- [WHAT IS REQUIRED]: All of the data below must be repeated exactly.

- [DATA SUPPLIED]:
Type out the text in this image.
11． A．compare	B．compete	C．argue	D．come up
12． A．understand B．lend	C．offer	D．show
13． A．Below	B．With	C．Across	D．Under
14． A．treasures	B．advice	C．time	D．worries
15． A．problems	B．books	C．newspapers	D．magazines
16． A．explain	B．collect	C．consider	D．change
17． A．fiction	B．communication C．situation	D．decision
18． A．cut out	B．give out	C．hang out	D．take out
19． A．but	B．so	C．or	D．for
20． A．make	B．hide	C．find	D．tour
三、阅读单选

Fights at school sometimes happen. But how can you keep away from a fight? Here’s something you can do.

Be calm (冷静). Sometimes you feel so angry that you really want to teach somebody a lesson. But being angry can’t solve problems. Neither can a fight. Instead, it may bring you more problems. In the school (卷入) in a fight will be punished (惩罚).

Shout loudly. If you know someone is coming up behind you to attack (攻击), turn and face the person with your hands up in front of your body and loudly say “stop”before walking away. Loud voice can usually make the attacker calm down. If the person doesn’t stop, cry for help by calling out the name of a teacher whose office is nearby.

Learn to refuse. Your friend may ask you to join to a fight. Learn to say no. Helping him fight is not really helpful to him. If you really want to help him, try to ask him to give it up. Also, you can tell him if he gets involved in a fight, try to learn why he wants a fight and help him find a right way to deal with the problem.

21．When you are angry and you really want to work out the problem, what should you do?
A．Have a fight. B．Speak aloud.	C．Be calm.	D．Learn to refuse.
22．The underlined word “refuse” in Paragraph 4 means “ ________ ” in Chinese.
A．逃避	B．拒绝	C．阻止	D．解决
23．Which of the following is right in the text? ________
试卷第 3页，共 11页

- [WRITTEN REPLY]:
Type out the text in this image.
11． A．compare	B．compete	C．argue	D．come up
12． A．understand B．lend	C．offer	D．show
13． A．Below	B．With	C．Across	D．Under
14． A．treasures	B．advice	C．time	D．worries
15． A．problems	B．books	C．newspapers	D．magazines
16． A．explain	B．collect	C．consider	D．change
17． A．fiction	B．communication C．situation	D．decision
18． A．cut out	B．give out	C．hang out	D．take out
19． A．but	B．so	C．or	D．for
20． A．make	B．hide	C．find	D．tour
三、阅读单选

Fights at school sometimes happen. But how can you keep away from a fight? Here’s something you can do.

Be calm (冷静). Sometimes you feel so angry that you really want to teach somebody a lesson. But being angry can’t solve problems. Neither can a fight. Instead, it may bring you more problems. In the school (卷入) in a fight will be punished (惩罚).

Shout loudly. If you know someone is coming up behind you to attack (攻击), turn and face the person with your hands up in front of your body and loudly say “stop”before walking away. Loud voice can usually make the attacker calm down. If the person doesn’t stop, cry for help by calling out the name of a teacher whose office is nearby.

Learn to refuse. Your friend may ask you to join to a fight. Learn to say no. Helping him fight is not really helpful to him. If you really want to help him, try to ask him to give it up. Also, you can tell him if he gets involved in a fight, try to learn why he wants a fight and help him find a right way to deal with the problem.

21．When you are angry and you really want to work out the problem, what should you do?
A．Have a fight. B．Speak aloud.	C．Be calm.	D．Learn to refuse.
22．The underlined word “refuse” in Paragraph 4 means “ ________ ” in Chinese.
A．逃避	B．拒绝	C．阻止	D．解决
23．Which of the following is right in the text? ________
试卷第 3页，共 11页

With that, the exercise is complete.